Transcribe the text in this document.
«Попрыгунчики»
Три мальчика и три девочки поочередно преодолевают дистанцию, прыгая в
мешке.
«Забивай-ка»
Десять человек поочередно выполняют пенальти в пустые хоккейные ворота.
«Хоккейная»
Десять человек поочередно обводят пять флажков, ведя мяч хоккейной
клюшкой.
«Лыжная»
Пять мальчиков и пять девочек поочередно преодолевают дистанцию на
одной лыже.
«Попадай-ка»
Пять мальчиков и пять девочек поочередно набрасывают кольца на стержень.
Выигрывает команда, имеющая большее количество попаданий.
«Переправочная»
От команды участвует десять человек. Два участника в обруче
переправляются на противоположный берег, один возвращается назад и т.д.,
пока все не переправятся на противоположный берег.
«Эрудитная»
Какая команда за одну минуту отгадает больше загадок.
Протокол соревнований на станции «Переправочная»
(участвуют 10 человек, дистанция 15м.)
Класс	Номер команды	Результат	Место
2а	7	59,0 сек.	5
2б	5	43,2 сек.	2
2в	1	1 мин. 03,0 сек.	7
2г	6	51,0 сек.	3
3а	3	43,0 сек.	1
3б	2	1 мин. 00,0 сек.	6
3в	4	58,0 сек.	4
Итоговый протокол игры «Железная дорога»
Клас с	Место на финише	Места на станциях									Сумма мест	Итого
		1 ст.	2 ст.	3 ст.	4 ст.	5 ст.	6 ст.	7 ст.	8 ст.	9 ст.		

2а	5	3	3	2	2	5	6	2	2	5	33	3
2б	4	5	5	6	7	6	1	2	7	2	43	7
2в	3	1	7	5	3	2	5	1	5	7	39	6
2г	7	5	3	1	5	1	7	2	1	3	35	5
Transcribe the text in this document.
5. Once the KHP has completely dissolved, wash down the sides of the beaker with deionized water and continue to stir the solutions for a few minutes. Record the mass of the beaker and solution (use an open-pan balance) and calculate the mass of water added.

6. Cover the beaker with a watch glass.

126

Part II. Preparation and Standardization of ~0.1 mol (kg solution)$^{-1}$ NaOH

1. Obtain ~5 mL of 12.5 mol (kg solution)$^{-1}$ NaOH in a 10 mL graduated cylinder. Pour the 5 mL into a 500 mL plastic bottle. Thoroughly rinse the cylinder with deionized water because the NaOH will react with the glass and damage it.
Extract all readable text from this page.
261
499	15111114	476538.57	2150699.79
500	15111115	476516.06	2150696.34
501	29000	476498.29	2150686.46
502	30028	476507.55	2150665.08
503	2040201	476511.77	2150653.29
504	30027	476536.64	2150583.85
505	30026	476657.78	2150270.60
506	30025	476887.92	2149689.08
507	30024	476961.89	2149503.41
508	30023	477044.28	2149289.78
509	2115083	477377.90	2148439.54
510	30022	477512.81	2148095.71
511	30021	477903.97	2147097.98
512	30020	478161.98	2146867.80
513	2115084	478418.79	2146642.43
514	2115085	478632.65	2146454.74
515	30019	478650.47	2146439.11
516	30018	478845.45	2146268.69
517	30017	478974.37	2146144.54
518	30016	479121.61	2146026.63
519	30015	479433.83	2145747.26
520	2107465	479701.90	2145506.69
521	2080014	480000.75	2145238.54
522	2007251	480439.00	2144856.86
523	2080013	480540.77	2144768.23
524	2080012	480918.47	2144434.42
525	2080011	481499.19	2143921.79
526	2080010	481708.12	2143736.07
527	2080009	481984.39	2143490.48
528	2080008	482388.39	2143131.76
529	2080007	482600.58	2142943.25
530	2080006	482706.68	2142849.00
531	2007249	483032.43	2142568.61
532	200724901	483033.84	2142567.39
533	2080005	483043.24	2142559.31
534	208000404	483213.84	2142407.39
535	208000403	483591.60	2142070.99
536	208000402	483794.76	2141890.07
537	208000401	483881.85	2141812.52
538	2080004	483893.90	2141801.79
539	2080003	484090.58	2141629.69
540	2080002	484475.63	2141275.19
◆ ◆ ◆ ◆ ◆
*PROBLEM TO SOLVE*.
Return all of the entries exactly as written.

*EXERCISE OUTPUT*.
Transcribe the text in this document.
«Попрыгунчики»
Три мальчика и три девочки поочередно преодолевают дистанцию, прыгая в
мешке.
«Забивай-ка»
Десять человек поочередно выполняют пенальти в пустые хоккейные ворота.
«Хоккейная»
Десять человек поочередно обводят пять флажков, ведя мяч хоккейной
клюшкой.
«Лыжная»
Пять мальчиков и пять девочек поочередно преодолевают дистанцию на
одной лыже.
«Попадай-ка»
Пять мальчиков и пять девочек поочередно набрасывают кольца на стержень.
Выигрывает команда, имеющая большее количество попаданий.
«Переправочная»
От команды участвует десять человек. Два участника в обруче
переправляются на противоположный берег, один возвращается назад и т.д.,
пока все не переправятся на противоположный берег.
«Эрудитная»
Какая команда за одну минуту отгадает больше загадок.
Протокол соревнований на станции «Переправочная»
(участвуют 10 человек, дистанция 15м.)
Класс	Номер команды	Результат	Место
2а	7	59,0 сек.	5
2б	5	43,2 сек.	2
2в	1	1 мин. 03,0 сек.	7
2г	6	51,0 сек.	3
3а	3	43,0 сек.	1
3б	2	1 мин. 00,0 сек.	6
3в	4	58,0 сек.	4
Итоговый протокол игры «Железная дорога»
Клас с	Место на финише	Места на станциях									Сумма мест	Итого
		1 ст.	2 ст.	3 ст.	4 ст.	5 ст.	6 ст.	7 ст.	8 ст.	9 ст.		

2а	5	3	3	2	2	5	6	2	2	5	33	3
2б	4	5	5	6	7	6	1	2	7	2	43	7
2в	3	1	7	5	3	2	5	1	5	7	39	6
2г	7	5	3	1	5	1	7	2	1	3	35	5
Transcribe the text in this document.
5. Once the KHP has completely dissolved, wash down the sides of the beaker with deionized water and continue to stir the solutions for a few minutes. Record the mass of the beaker and solution (use an open-pan balance) and calculate the mass of water added.

6. Cover the beaker with a watch glass.

126

Part II. Preparation and Standardization of ~0.1 mol (kg solution)$^{-1}$ NaOH

1. Obtain ~5 mL of 12.5 mol (kg solution)$^{-1}$ NaOH in a 10 mL graduated cylinder. Pour the 5 mL into a 500 mL plastic bottle. Thoroughly rinse the cylinder with deionized water because the NaOH will react with the glass and damage it.
Extract all readable text from this page.
261
499	15111114	476538.57	2150699.79
500	15111115	476516.06	2150696.34
501	29000	476498.29	2150686.46
502	30028	476507.55	2150665.08
503	2040201	476511.77	2150653.29
504	30027	476536.64	2150583.85
505	30026	476657.78	2150270.60
506	30025	476887.92	2149689.08
507	30024	476961.89	2149503.41
508	30023	477044.28	2149289.78
509	2115083	477377.90	2148439.54
510	30022	477512.81	2148095.71
511	30021	477903.97	2147097.98
512	30020	478161.98	2146867.80
513	2115084	478418.79	2146642.43
514	2115085	478632.65	2146454.74
515	30019	478650.47	2146439.11
516	30018	478845.45	2146268.69
517	30017	478974.37	2146144.54
518	30016	479121.61	2146026.63
519	30015	479433.83	2145747.26
520	2107465	479701.90	2145506.69
521	2080014	480000.75	2145238.54
522	2007251	480439.00	2144856.86
523	2080013	480540.77	2144768.23
524	2080012	480918.47	2144434.42
525	2080011	481499.19	2143921.79
526	2080010	481708.12	2143736.07
527	2080009	481984.39	2143490.48
528	2080008	482388.39	2143131.76
529	2080007	482600.58	2142943.25
530	2080006	482706.68	2142849.00
531	2007249	483032.43	2142568.61
532	200724901	483033.84	2142567.39
533	2080005	483043.24	2142559.31
534	208000404	483213.84	2142407.39
535	208000403	483591.60	2142070.99
536	208000402	483794.76	2141890.07
537	208000401	483881.85	2141812.52
538	2080004	483893.90	2141801.79
539	2080003	484090.58	2141629.69
540	2080002	484475.63	2141275.19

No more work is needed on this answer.